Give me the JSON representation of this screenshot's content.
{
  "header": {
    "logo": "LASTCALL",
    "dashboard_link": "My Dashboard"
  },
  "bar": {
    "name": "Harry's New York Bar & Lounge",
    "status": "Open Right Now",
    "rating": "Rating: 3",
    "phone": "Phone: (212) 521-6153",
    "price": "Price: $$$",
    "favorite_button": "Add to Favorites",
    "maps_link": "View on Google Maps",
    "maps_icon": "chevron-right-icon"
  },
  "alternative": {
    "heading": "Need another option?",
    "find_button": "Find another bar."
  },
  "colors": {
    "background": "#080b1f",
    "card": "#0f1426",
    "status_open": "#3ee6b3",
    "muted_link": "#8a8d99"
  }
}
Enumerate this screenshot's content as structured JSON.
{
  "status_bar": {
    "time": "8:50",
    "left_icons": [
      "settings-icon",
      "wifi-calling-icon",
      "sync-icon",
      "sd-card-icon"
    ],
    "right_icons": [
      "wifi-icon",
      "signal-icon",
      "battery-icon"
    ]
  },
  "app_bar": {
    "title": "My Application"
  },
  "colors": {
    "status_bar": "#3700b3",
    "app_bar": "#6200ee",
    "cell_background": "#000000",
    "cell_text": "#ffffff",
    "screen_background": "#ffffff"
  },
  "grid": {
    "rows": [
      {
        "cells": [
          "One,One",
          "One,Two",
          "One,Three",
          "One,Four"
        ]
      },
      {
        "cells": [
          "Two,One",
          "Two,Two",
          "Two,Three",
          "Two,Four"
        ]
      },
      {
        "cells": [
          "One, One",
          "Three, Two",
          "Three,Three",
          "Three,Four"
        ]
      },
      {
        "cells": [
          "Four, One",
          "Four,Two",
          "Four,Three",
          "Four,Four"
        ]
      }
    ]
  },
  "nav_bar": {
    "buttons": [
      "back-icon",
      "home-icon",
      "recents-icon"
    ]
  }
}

____

Scan the listing above for the word "ffffff" and show each line where it is found.

    "cell_text": "#ffffff",
    "screen_background": "#ffffff"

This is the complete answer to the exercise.